▸ Supplied material
>> START

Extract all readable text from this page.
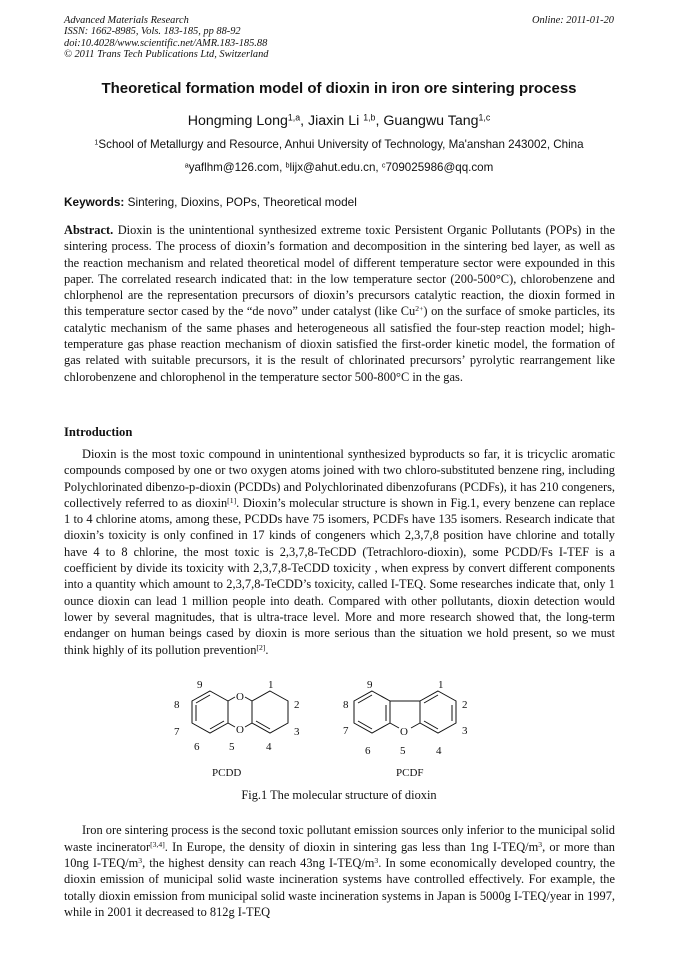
Advanced Materials Research
ISSN: 1662-8985, Vols. 183-185, pp 88-92
doi:10.4028/www.scientific.net/AMR.183-185.88
© 2011 Trans Tech Publications Ltd, Switzerland
Online: 2011-01-20
Theoretical formation model of dioxin in iron ore sintering process
Hongming Long$^{1,a}$, Jiaxin Li $^{1,b}$, Guangwu Tang$^{1,c}$
$^1$School of Metallurgy and Resource, Anhui University of Technology, Ma'anshan 243002, China
$^a$yaflhm@126.com, $^b$lijx@ahut.edu.cn, $^c$709025986@qq.com
Keywords: Sintering, Dioxins, POPs, Theoretical model

Abstract. Dioxin is the unintentional synthesized extreme toxic Persistent Organic Pollutants (POPs) in the sintering process. The process of dioxin’s formation and decomposition in the sintering bed layer, as well as the reaction mechanism and related theoretical model of different temperature sector were expounded in this paper. The correlated research indicated that: in the low temperature sector (200-500°C), chlorobenzene and chlorphenol are the representation precursors of dioxin’s precursors catalytic reaction, the dioxin formed in this temperature sector cased by the “de novo” under catalyst (like $Cu^{2+}$) on the surface of smoke particles, its catalytic mechanism of the same phases and heterogeneous all satisfied the four-step reaction model; high-temperature gas phase reaction mechanism of dioxin satisfied the first-order kinetic model, the formation of gas related with suitable precursors, it is the result of chlorinated precursors’ pyrolytic rearrangement like chlorobenzene and chlorophenol in the temperature sector 500-800°C in the gas.

Introduction

Dioxin is the most toxic compound in unintentional synthesized byproducts so far, it is tricyclic aromatic compounds composed by one or two oxygen atoms joined with two chloro-substituted benzene ring, including Polychlorinated dibenzo-p-dioxin (PCDDs) and Polychlorinated dibenzofurans (PCDFs), it has 210 congeners, collectively referred to as dioxin[1]. Dioxin’s molecular structure is shown in Fig.1, every benzene can replace 1 to 4 chlorine atoms, among these, PCDDs have 75 isomers, PCDFs have 135 isomers. Research indicate that dioxin’s toxicity is only confined in 17 kinds of congeners which 2,3,7,8 position have chlorine and totally have 4 to 8 chlorine, the most toxic is 2,3,7,8-TeCDD (Tetrachloro-dioxin), some PCDD/Fs I-TEF is a coefficient by divide its toxicity with 2,3,7,8-TeCDD toxicity , when express by convert different components into a quantity which amount to 2,3,7,8-TeCDD’s toxicity, called I-TEQ. Some researches indicate that, only 1 ounce dioxin can lead 1 million people into death. Compared with other pollutants, dioxin detection would lower by several magnitudes, that is ultra-trace level. More and more research showed that, the long-term endanger on human beings cased by dioxin is more serious than the situation we hold present, so we must think highly of its pollution prevention[2].

O
O
9	1
8	2
7	3
6	5	4
PCDD
O
9	1
8	2
7	3
6	5	4
PCDF
Fig.1 The molecular structure of dioxin

Iron ore sintering process is the second toxic pollutant emission sources only inferior to the municipal solid waste incinerator[3,4]. In Europe, the density of dioxin in sintering gas less than 1ng $I-TEQ/m^3$, or more than 10ng $I-TEQ/m^3$, the highest density can reach 43ng $I-TEQ/m^3$. In some economically developed country, the dioxin emission of municipal solid waste incineration systems have controlled effectively. For example, the totally dioxin emission from municipal solid waste incineration systems in Japan is 5000g I-TEQ/year in 1997, while in 2001 it decreased to 812g I-TEQ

>> END

▸ Task prompt
Images should not appear in the copy; retype the listing above exactly.

▸ Final answer
Extract all readable text from this page.
Advanced Materials Research
ISSN: 1662-8985, Vols. 183-185, pp 88-92
doi:10.4028/www.scientific.net/AMR.183-185.88
© 2011 Trans Tech Publications Ltd, Switzerland
Online: 2011-01-20
Theoretical formation model of dioxin in iron ore sintering process
Hongming Long$^{1,a}$, Jiaxin Li $^{1,b}$, Guangwu Tang$^{1,c}$
$^1$School of Metallurgy and Resource, Anhui University of Technology, Ma'anshan 243002, China
$^a$yaflhm@126.com, $^b$lijx@ahut.edu.cn, $^c$709025986@qq.com
Keywords: Sintering, Dioxins, POPs, Theoretical model

Abstract. Dioxin is the unintentional synthesized extreme toxic Persistent Organic Pollutants (POPs) in the sintering process. The process of dioxin’s formation and decomposition in the sintering bed layer, as well as the reaction mechanism and related theoretical model of different temperature sector were expounded in this paper. The correlated research indicated that: in the low temperature sector (200-500°C), chlorobenzene and chlorphenol are the representation precursors of dioxin’s precursors catalytic reaction, the dioxin formed in this temperature sector cased by the “de novo” under catalyst (like $Cu^{2+}$) on the surface of smoke particles, its catalytic mechanism of the same phases and heterogeneous all satisfied the four-step reaction model; high-temperature gas phase reaction mechanism of dioxin satisfied the first-order kinetic model, the formation of gas related with suitable precursors, it is the result of chlorinated precursors’ pyrolytic rearrangement like chlorobenzene and chlorophenol in the temperature sector 500-800°C in the gas.

Introduction

Dioxin is the most toxic compound in unintentional synthesized byproducts so far, it is tricyclic aromatic compounds composed by one or two oxygen atoms joined with two chloro-substituted benzene ring, including Polychlorinated dibenzo-p-dioxin (PCDDs) and Polychlorinated dibenzofurans (PCDFs), it has 210 congeners, collectively referred to as dioxin[1]. Dioxin’s molecular structure is shown in Fig.1, every benzene can replace 1 to 4 chlorine atoms, among these, PCDDs have 75 isomers, PCDFs have 135 isomers. Research indicate that dioxin’s toxicity is only confined in 17 kinds of congeners which 2,3,7,8 position have chlorine and totally have 4 to 8 chlorine, the most toxic is 2,3,7,8-TeCDD (Tetrachloro-dioxin), some PCDD/Fs I-TEF is a coefficient by divide its toxicity with 2,3,7,8-TeCDD toxicity , when express by convert different components into a quantity which amount to 2,3,7,8-TeCDD’s toxicity, called I-TEQ. Some researches indicate that, only 1 ounce dioxin can lead 1 million people into death. Compared with other pollutants, dioxin detection would lower by several magnitudes, that is ultra-trace level. More and more research showed that, the long-term endanger on human beings cased by dioxin is more serious than the situation we hold present, so we must think highly of its pollution prevention[2].

O
O
9	1
8	2
7	3
6	5	4
PCDD
O
9	1
8	2
7	3
6	5	4
PCDF
Fig.1 The molecular structure of dioxin

Iron ore sintering process is the second toxic pollutant emission sources only inferior to the municipal solid waste incinerator[3,4]. In Europe, the density of dioxin in sintering gas less than 1ng $I-TEQ/m^3$, or more than 10ng $I-TEQ/m^3$, the highest density can reach 43ng $I-TEQ/m^3$. In some economically developed country, the dioxin emission of municipal solid waste incineration systems have controlled effectively. For example, the totally dioxin emission from municipal solid waste incineration systems in Japan is 5000g I-TEQ/year in 1997, while in 2001 it decreased to 812g I-TEQ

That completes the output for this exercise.